● Problem: Images should be left out, and everything else in the listing reproduced exactly.

● Stored records:
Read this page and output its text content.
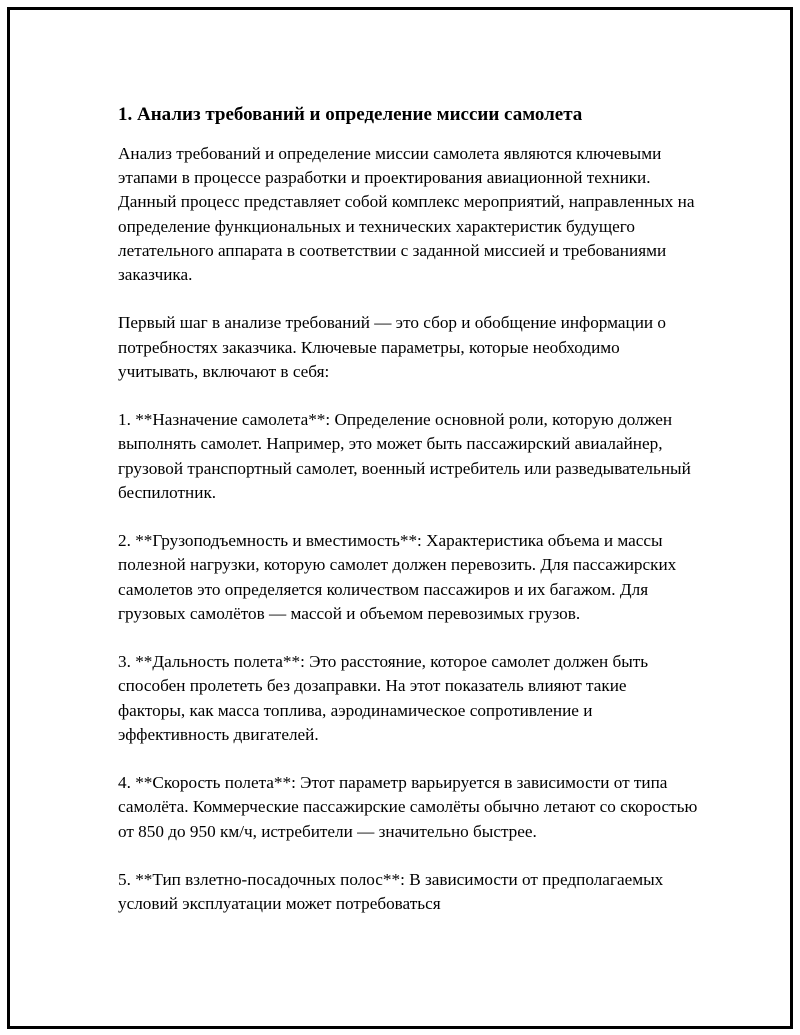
1. Анализ требований и определение миссии самолета

Анализ требований и определение миссии самолета являются ключевыми этапами в процессе разработки и проектирования авиационной техники. Данный процесс представляет собой комплекс мероприятий, направленных на определение функциональных и технических характеристик будущего летательного аппарата в соответствии с заданной миссией и требованиями заказчика.

Первый шаг в анализе требований — это сбор и обобщение информации о потребностях заказчика. Ключевые параметры, которые необходимо учитывать, включают в себя:

1. **Назначение самолета**: Определение основной роли, которую должен выполнять самолет. Например, это может быть пассажирский авиалайнер, грузовой транспортный самолет, военный истребитель или разведывательный беспилотник.

2. **Грузоподъемность и вместимость**: Характеристика объема и массы полезной нагрузки, которую самолет должен перевозить. Для пассажирских самолетов это определяется количеством пассажиров и их багажом. Для грузовых самолётов — массой и объемом перевозимых грузов.

3. **Дальность полета**: Это расстояние, которое самолет должен быть способен пролететь без дозаправки. На этот показатель влияют такие факторы, как масса топлива, аэродинамическое сопротивление и эффективность двигателей.

4. **Скорость полета**: Этот параметр варьируется в зависимости от типа самолёта. Коммерческие пассажирские самолёты обычно летают со скоростью от 850 до 950 км/ч, истребители — значительно быстрее.

5. **Тип взлетно-посадочных полос**: В зависимости от предполагаемых условий эксплуатации может потребоваться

● Completed task:
Read this page and output its text content.
1. Анализ требований и определение миссии самолета

Анализ требований и определение миссии самолета являются ключевыми этапами в процессе разработки и проектирования авиационной техники. Данный процесс представляет собой комплекс мероприятий, направленных на определение функциональных и технических характеристик будущего летательного аппарата в соответствии с заданной миссией и требованиями заказчика.

Первый шаг в анализе требований — это сбор и обобщение информации о потребностях заказчика. Ключевые параметры, которые необходимо учитывать, включают в себя:

1. **Назначение самолета**: Определение основной роли, которую должен выполнять самолет. Например, это может быть пассажирский авиалайнер, грузовой транспортный самолет, военный истребитель или разведывательный беспилотник.

2. **Грузоподъемность и вместимость**: Характеристика объема и массы полезной нагрузки, которую самолет должен перевозить. Для пассажирских самолетов это определяется количеством пассажиров и их багажом. Для грузовых самолётов — массой и объемом перевозимых грузов.

3. **Дальность полета**: Это расстояние, которое самолет должен быть способен пролететь без дозаправки. На этот показатель влияют такие факторы, как масса топлива, аэродинамическое сопротивление и эффективность двигателей.

4. **Скорость полета**: Этот параметр варьируется в зависимости от типа самолёта. Коммерческие пассажирские самолёты обычно летают со скоростью от 850 до 950 км/ч, истребители — значительно быстрее.

5. **Тип взлетно-посадочных полос**: В зависимости от предполагаемых условий эксплуатации может потребоваться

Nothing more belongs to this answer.